▸ **Data in this exercise**
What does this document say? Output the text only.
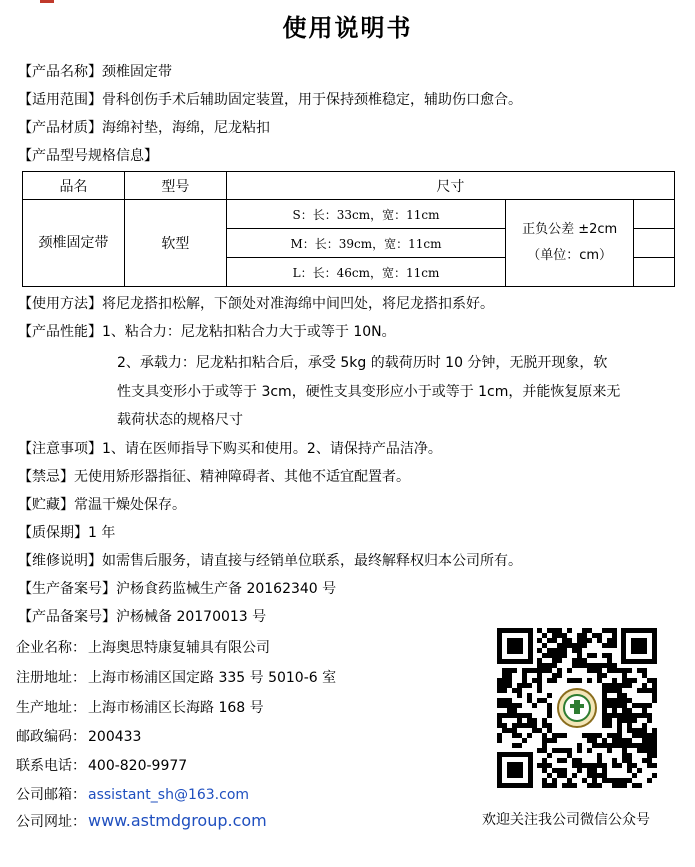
使用说明书
【产品名称】颈椎固定带
【适用范围】骨科创伤手术后辅助固定装置，用于保持颈椎稳定，辅助伤口愈合。
【产品材质】海绵衬垫，海绵，尼龙粘扣
【产品型号规格信息】
品名	型号	尺寸		
颈椎固定带	软型	S：长：33cm，宽：11cm	正负公差 ±2cm
（单位：cm）	

		M：长：39cm，宽：11cm		
		L：长：46cm，宽：11cm		
【使用方法】将尼龙搭扣松解，下颌处对准海绵中间凹处，将尼龙搭扣系好。
【产品性能】1、粘合力：尼龙粘扣粘合力大于或等于 10N。
2、承载力：尼龙粘扣粘合后，承受 5kg 的载荷历时 10 分钟，无脱开现象，软
性支具变形小于或等于 3cm，硬性支具变形应小于或等于 1cm，并能恢复原来无
载荷状态的规格尺寸
【注意事项】1、请在医师指导下购买和使用。2、请保持产品洁净。
【禁忌】无使用矫形器指征、精神障碍者、其他不适宜配置者。
【贮藏】常温干燥处保存。
【质保期】1 年
【维修说明】如需售后服务，请直接与经销单位联系，最终解释权归本公司所有。
【生产备案号】沪杨食药监械生产备 20162340 号
【产品备案号】沪杨械备 20170013 号
企业名称： 上海奥思特康复辅具有限公司
注册地址： 上海市杨浦区国定路 335 号 5010-6 室
生产地址： 上海市杨浦区长海路 168 号
邮政编码： 200433
联系电话： 400-820-9977
公司邮箱： assistant_sh@163.com
公司网址： www.astmdgroup.com	欢迎关注我公司微信公众号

▸ **Given request**
Of the lines in the records, determine how many contain the word "颈椎固定带", and report that number alone.

▸ **Response**
2